● Short exercise
Select every line below containing the word "完全变干".

★ ★ ★ ★

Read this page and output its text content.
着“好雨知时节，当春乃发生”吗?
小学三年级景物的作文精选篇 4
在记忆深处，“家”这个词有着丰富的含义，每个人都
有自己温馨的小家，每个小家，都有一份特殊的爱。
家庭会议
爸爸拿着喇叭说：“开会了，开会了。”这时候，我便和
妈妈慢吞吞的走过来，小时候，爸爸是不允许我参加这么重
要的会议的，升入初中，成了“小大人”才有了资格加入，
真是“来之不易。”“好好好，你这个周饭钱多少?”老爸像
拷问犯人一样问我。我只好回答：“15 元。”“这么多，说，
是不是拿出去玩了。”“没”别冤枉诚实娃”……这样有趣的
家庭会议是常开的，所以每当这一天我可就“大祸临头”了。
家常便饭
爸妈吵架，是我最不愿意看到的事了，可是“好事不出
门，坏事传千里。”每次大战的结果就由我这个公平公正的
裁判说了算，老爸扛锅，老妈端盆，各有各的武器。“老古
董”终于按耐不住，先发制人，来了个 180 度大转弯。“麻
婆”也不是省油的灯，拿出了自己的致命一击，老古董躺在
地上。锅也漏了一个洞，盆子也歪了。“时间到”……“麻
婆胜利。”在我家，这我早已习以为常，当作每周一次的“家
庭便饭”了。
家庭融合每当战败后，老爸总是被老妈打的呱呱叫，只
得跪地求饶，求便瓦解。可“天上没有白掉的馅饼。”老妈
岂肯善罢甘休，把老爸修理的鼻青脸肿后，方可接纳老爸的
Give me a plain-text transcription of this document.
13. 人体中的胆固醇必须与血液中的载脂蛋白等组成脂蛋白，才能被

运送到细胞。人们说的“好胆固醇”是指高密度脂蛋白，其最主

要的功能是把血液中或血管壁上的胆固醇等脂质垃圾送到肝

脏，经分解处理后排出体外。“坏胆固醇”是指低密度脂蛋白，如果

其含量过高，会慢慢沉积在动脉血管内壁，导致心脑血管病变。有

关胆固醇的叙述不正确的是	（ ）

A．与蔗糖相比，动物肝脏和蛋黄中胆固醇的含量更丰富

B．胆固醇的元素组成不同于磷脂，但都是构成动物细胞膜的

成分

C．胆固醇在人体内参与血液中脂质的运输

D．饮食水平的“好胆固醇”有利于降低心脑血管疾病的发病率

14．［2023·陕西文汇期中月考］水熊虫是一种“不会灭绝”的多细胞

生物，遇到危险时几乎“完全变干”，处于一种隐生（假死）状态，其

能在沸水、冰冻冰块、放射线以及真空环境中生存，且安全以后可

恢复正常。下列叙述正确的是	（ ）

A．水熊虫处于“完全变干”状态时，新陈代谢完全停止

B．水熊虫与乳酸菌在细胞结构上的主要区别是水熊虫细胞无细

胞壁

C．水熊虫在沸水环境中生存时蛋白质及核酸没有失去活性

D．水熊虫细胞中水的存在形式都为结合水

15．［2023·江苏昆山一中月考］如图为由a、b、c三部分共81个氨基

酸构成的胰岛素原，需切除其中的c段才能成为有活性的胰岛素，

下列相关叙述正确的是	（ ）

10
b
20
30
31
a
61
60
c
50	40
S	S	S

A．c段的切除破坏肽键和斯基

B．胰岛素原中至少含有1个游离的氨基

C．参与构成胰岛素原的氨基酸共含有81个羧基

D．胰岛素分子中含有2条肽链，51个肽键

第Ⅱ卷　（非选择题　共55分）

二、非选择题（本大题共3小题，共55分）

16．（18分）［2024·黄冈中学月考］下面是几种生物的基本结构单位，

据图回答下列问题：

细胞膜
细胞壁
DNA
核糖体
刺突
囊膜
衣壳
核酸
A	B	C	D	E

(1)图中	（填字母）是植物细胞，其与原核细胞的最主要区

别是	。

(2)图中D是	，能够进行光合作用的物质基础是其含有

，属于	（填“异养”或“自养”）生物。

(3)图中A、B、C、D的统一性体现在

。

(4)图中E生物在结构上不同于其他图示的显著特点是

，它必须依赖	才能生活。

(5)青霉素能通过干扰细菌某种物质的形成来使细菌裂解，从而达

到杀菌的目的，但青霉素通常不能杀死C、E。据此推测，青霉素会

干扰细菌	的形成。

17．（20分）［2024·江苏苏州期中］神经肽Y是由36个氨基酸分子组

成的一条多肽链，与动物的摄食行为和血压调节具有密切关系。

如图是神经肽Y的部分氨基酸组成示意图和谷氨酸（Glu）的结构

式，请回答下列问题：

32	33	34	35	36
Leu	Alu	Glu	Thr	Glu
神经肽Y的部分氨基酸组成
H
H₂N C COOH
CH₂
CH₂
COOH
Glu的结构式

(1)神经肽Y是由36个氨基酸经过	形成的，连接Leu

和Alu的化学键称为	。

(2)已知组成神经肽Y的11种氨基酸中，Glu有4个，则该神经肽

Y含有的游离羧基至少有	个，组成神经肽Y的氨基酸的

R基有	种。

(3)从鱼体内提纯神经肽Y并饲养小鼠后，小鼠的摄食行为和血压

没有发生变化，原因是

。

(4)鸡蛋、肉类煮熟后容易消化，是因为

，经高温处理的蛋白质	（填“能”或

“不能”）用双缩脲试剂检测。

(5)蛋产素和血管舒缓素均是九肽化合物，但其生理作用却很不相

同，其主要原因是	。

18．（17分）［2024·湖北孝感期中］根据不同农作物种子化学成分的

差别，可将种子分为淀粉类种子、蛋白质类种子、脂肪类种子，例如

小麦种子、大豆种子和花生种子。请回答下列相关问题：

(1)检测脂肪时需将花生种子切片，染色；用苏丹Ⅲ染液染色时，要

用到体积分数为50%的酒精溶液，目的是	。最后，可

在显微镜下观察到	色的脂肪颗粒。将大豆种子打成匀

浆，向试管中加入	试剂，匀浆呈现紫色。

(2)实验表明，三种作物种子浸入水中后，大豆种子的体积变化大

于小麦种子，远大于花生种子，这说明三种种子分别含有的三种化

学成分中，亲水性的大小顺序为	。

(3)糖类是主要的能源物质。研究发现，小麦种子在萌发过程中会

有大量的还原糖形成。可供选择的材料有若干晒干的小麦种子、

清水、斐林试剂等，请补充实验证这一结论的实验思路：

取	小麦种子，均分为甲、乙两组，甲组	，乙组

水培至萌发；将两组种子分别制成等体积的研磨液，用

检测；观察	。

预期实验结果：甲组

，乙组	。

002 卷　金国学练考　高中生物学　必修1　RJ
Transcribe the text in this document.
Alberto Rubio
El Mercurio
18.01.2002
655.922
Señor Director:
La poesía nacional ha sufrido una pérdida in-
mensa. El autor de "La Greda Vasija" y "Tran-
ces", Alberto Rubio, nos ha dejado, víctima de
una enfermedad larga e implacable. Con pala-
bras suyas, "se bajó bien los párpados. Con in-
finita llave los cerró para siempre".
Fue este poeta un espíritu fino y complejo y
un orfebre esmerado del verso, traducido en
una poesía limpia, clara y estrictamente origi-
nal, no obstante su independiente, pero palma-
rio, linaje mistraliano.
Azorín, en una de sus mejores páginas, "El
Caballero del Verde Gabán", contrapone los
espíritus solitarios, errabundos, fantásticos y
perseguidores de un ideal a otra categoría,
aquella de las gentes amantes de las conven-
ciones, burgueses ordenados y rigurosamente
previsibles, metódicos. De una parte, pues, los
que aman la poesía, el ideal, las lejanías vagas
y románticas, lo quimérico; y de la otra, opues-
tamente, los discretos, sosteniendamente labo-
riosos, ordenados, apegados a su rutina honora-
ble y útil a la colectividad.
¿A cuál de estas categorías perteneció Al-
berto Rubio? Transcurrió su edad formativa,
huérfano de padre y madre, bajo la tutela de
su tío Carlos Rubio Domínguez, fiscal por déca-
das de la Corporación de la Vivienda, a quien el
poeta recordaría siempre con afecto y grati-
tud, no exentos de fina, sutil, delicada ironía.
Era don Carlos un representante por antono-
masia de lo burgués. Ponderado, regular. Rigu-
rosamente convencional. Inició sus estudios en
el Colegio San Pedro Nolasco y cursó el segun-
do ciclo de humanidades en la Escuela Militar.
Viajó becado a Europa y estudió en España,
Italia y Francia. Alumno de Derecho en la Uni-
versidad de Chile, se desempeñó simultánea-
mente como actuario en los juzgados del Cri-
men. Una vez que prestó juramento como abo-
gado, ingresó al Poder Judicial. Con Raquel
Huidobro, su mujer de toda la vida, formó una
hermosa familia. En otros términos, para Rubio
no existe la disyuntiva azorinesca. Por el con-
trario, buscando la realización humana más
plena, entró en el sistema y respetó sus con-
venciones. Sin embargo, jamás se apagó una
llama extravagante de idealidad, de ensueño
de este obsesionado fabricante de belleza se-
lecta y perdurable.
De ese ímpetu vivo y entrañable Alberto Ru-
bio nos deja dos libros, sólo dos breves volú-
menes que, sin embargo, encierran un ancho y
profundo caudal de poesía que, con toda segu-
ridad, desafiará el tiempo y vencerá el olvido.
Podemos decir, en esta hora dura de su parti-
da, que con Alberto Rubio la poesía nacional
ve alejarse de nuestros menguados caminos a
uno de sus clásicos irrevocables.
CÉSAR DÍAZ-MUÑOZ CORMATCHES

★ ★ ★ ★

● Exercise output
生物，遇到危险时几乎“完全变干”，处于一种隐生（假死）状态，其
A．水熊虫处于“完全变干”状态时，新陈代谢完全停止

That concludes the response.